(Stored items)
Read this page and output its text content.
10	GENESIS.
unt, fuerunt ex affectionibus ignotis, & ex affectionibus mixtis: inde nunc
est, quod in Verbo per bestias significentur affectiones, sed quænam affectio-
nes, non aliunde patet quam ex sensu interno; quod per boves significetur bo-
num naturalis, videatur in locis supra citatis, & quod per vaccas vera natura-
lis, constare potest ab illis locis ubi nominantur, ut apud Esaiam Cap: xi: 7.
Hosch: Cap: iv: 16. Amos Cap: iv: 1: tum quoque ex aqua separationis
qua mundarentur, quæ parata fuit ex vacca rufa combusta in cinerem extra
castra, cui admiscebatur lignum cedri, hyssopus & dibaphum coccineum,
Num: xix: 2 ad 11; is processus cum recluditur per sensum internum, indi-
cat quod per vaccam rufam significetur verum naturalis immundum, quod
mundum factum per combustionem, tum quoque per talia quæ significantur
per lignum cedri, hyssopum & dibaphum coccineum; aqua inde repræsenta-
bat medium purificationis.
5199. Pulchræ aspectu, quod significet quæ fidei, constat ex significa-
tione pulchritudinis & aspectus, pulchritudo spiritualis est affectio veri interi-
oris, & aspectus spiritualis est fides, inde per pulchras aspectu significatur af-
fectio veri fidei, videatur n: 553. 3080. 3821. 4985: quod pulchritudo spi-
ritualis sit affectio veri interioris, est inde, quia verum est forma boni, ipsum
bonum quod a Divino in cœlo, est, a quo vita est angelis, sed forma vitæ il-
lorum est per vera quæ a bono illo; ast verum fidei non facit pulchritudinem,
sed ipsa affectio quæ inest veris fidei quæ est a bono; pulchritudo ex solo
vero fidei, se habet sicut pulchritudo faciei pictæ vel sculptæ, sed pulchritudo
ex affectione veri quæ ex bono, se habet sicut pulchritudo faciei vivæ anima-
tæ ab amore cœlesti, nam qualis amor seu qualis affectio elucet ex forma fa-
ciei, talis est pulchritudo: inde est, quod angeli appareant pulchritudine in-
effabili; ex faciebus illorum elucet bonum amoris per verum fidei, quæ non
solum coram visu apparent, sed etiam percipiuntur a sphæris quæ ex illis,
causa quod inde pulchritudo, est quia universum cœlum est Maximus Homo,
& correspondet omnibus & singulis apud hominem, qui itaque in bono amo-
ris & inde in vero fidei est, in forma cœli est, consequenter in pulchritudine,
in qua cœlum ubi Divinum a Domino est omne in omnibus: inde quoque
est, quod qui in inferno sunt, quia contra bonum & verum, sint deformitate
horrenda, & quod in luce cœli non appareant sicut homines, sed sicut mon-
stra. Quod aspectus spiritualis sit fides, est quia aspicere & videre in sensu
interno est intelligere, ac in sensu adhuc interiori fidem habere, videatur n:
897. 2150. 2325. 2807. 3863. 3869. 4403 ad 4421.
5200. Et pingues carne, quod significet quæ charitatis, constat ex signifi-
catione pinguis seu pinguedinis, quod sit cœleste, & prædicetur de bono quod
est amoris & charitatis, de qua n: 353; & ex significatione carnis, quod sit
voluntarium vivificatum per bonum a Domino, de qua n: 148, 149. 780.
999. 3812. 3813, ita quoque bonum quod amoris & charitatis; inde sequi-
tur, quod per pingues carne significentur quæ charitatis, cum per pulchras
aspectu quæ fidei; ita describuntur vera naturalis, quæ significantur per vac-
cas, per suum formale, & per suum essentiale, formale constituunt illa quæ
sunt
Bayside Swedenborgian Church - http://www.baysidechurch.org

ASSIGNMENT
How many lines of the entries contain the word "Domino"? Only the number is wanted.

ANSWER AREA
2